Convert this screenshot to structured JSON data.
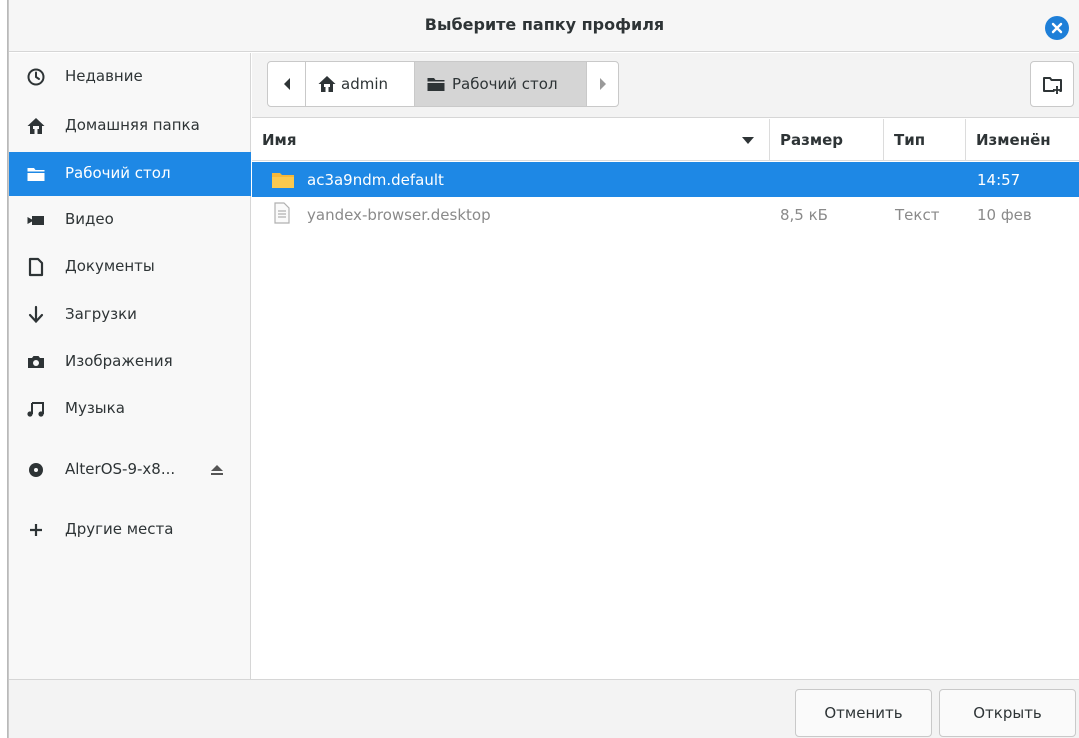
{
  "window": {
    "title": "Выберите папку профиля"
  },
  "sidebar": {
    "items": [
      {
        "label": "Недавние",
        "icon": "clock-icon"
      },
      {
        "label": "Домашняя папка",
        "icon": "home-icon"
      },
      {
        "label": "Рабочий стол",
        "icon": "folder-icon",
        "active": true
      },
      {
        "label": "Видео",
        "icon": "video-icon"
      },
      {
        "label": "Документы",
        "icon": "document-icon"
      },
      {
        "label": "Загрузки",
        "icon": "download-icon"
      },
      {
        "label": "Изображения",
        "icon": "camera-icon"
      },
      {
        "label": "Музыка",
        "icon": "music-icon"
      },
      {
        "label": "AlterOS-9-x8...",
        "icon": "disc-icon",
        "eject": "eject-icon"
      },
      {
        "label": "Другие места",
        "icon": "plus-icon"
      }
    ]
  },
  "pathbar": {
    "back_icon": "chevron-left-icon",
    "segments": [
      {
        "label": "admin",
        "icon": "home-icon"
      },
      {
        "label": "Рабочий стол",
        "icon": "folder-icon",
        "active": true
      }
    ],
    "forward_icon": "chevron-right-icon",
    "new_folder_icon": "new-folder-icon"
  },
  "filelist": {
    "columns": {
      "name": "Имя",
      "size": "Размер",
      "type": "Тип",
      "modified": "Изменён"
    },
    "rows": [
      {
        "name": "ac3a9ndm.default",
        "size": "",
        "type": "",
        "modified": "14:57",
        "icon": "folder-icon",
        "selected": true
      },
      {
        "name": "yandex-browser.desktop",
        "size": "8,5 кБ",
        "type": "Текст",
        "modified": "10 фев",
        "icon": "text-file-icon",
        "selected": false
      }
    ]
  },
  "buttons": {
    "cancel": "Отменить",
    "open": "Открыть"
  },
  "colors": {
    "accent": "#1e88e5",
    "folder": "#f5b83a"
  }
}
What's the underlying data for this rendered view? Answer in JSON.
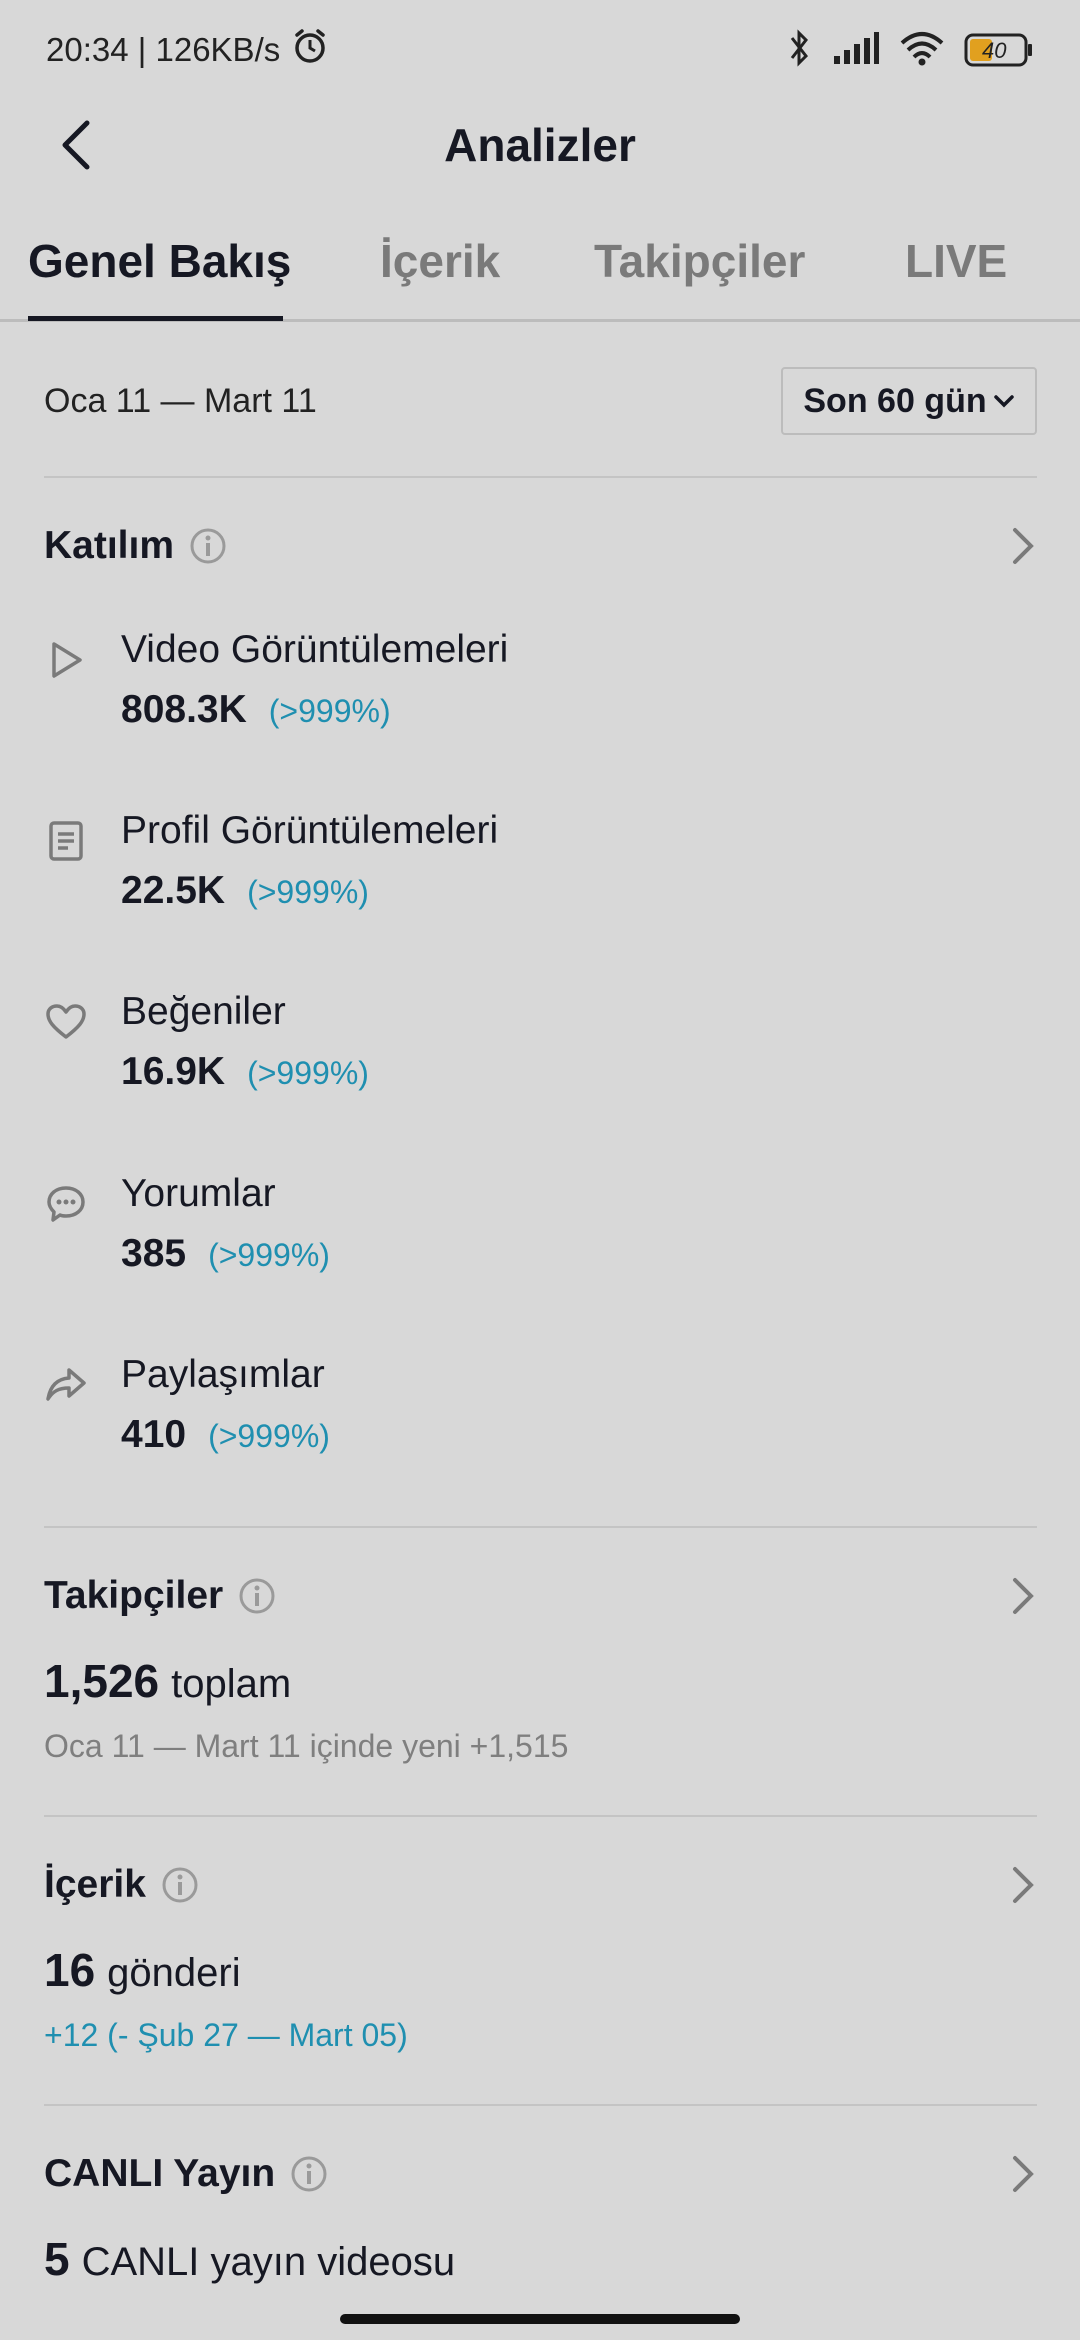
{
  "status_bar": {
    "time_speed": "20:34 | 126KB/s",
    "battery": "40"
  },
  "header": {
    "title": "Analizler"
  },
  "tabs": [
    {
      "label": "Genel Bakış",
      "active": true
    },
    {
      "label": "İçerik",
      "active": false
    },
    {
      "label": "Takipçiler",
      "active": false
    },
    {
      "label": "LIVE",
      "active": false
    }
  ],
  "date_range": {
    "label": "Oca 11 — Mart 11",
    "select_value": "Son 60 gün"
  },
  "engagement": {
    "title": "Katılım",
    "metrics": [
      {
        "icon": "play-icon",
        "label": "Video Görüntülemeleri",
        "value": "808.3K",
        "change": "(>999%)"
      },
      {
        "icon": "profile-doc-icon",
        "label": "Profil Görüntülemeleri",
        "value": "22.5K",
        "change": "(>999%)"
      },
      {
        "icon": "heart-icon",
        "label": "Beğeniler",
        "value": "16.9K",
        "change": "(>999%)"
      },
      {
        "icon": "comment-icon",
        "label": "Yorumlar",
        "value": "385",
        "change": "(>999%)"
      },
      {
        "icon": "share-icon",
        "label": "Paylaşımlar",
        "value": "410",
        "change": "(>999%)"
      }
    ]
  },
  "followers": {
    "title": "Takipçiler",
    "total": "1,526",
    "total_unit": "toplam",
    "sub": "Oca 11 — Mart 11 içinde yeni +1,515"
  },
  "content": {
    "title": "İçerik",
    "total": "16",
    "total_unit": "gönderi",
    "sub": "+12 (- Şub 27 — Mart 05)"
  },
  "live": {
    "title": "CANLI Yayın",
    "total": "5",
    "total_unit": "CANLI yayın videosu"
  },
  "colors": {
    "background": "#d8d8d8",
    "accent_blue": "#1f8fb0",
    "text_primary": "#161823",
    "text_secondary": "#7f7f7f"
  }
}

○ ○ ○ ○ ○

### WHAT YOU WILL DO
Could you reproduce every record above exactly, leaving out the pictures?

### WORKED SOLUTION
Convert this screenshot to structured JSON data.
{
  "window": {
    "title": "Выберите папку профиля"
  },
  "sidebar": {
    "items": [
      {
        "label": "Недавние",
        "icon": "clock-icon"
      },
      {
        "label": "Домашняя папка",
        "icon": "home-icon"
      },
      {
        "label": "Рабочий стол",
        "icon": "folder-icon",
        "active": true
      },
      {
        "label": "Видео",
        "icon": "video-icon"
      },
      {
        "label": "Документы",
        "icon": "document-icon"
      },
      {
        "label": "Загрузки",
        "icon": "download-icon"
      },
      {
        "label": "Изображения",
        "icon": "camera-icon"
      },
      {
        "label": "Музыка",
        "icon": "music-icon"
      },
      {
        "label": "AlterOS-9-x8...",
        "icon": "disc-icon",
        "eject": "eject-icon"
      },
      {
        "label": "Другие места",
        "icon": "plus-icon"
      }
    ]
  },
  "pathbar": {
    "back_icon": "chevron-left-icon",
    "segments": [
      {
        "label": "admin",
        "icon": "home-icon"
      },
      {
        "label": "Рабочий стол",
        "icon": "folder-icon",
        "active": true
      }
    ],
    "forward_icon": "chevron-right-icon",
    "new_folder_icon": "new-folder-icon"
  },
  "filelist": {
    "columns": {
      "name": "Имя",
      "size": "Размер",
      "type": "Тип",
      "modified": "Изменён"
    },
    "rows": [
      {
        "name": "ac3a9ndm.default",
        "size": "",
        "type": "",
        "modified": "14:57",
        "icon": "folder-icon",
        "selected": true
      },
      {
        "name": "yandex-browser.desktop",
        "size": "8,5 кБ",
        "type": "Текст",
        "modified": "10 фев",
        "icon": "text-file-icon",
        "selected": false
      }
    ]
  },
  "buttons": {
    "cancel": "Отменить",
    "open": "Открыть"
  },
  "colors": {
    "accent": "#1e88e5",
    "folder": "#f5b83a"
  }
}
What's the underlying data for this rendered view? Answer in JSON.
{
  "status_bar": {
    "time_speed": "20:34 | 126KB/s",
    "battery": "40"
  },
  "header": {
    "title": "Analizler"
  },
  "tabs": [
    {
      "label": "Genel Bakış",
      "active": true
    },
    {
      "label": "İçerik",
      "active": false
    },
    {
      "label": "Takipçiler",
      "active": false
    },
    {
      "label": "LIVE",
      "active": false
    }
  ],
  "date_range": {
    "label": "Oca 11 — Mart 11",
    "select_value": "Son 60 gün"
  },
  "engagement": {
    "title": "Katılım",
    "metrics": [
      {
        "icon": "play-icon",
        "label": "Video Görüntülemeleri",
        "value": "808.3K",
        "change": "(>999%)"
      },
      {
        "icon": "profile-doc-icon",
        "label": "Profil Görüntülemeleri",
        "value": "22.5K",
        "change": "(>999%)"
      },
      {
        "icon": "heart-icon",
        "label": "Beğeniler",
        "value": "16.9K",
        "change": "(>999%)"
      },
      {
        "icon": "comment-icon",
        "label": "Yorumlar",
        "value": "385",
        "change": "(>999%)"
      },
      {
        "icon": "share-icon",
        "label": "Paylaşımlar",
        "value": "410",
        "change": "(>999%)"
      }
    ]
  },
  "followers": {
    "title": "Takipçiler",
    "total": "1,526",
    "total_unit": "toplam",
    "sub": "Oca 11 — Mart 11 içinde yeni +1,515"
  },
  "content": {
    "title": "İçerik",
    "total": "16",
    "total_unit": "gönderi",
    "sub": "+12 (- Şub 27 — Mart 05)"
  },
  "live": {
    "title": "CANLI Yayın",
    "total": "5",
    "total_unit": "CANLI yayın videosu"
  },
  "colors": {
    "background": "#d8d8d8",
    "accent_blue": "#1f8fb0",
    "text_primary": "#161823",
    "text_secondary": "#7f7f7f"
  }
}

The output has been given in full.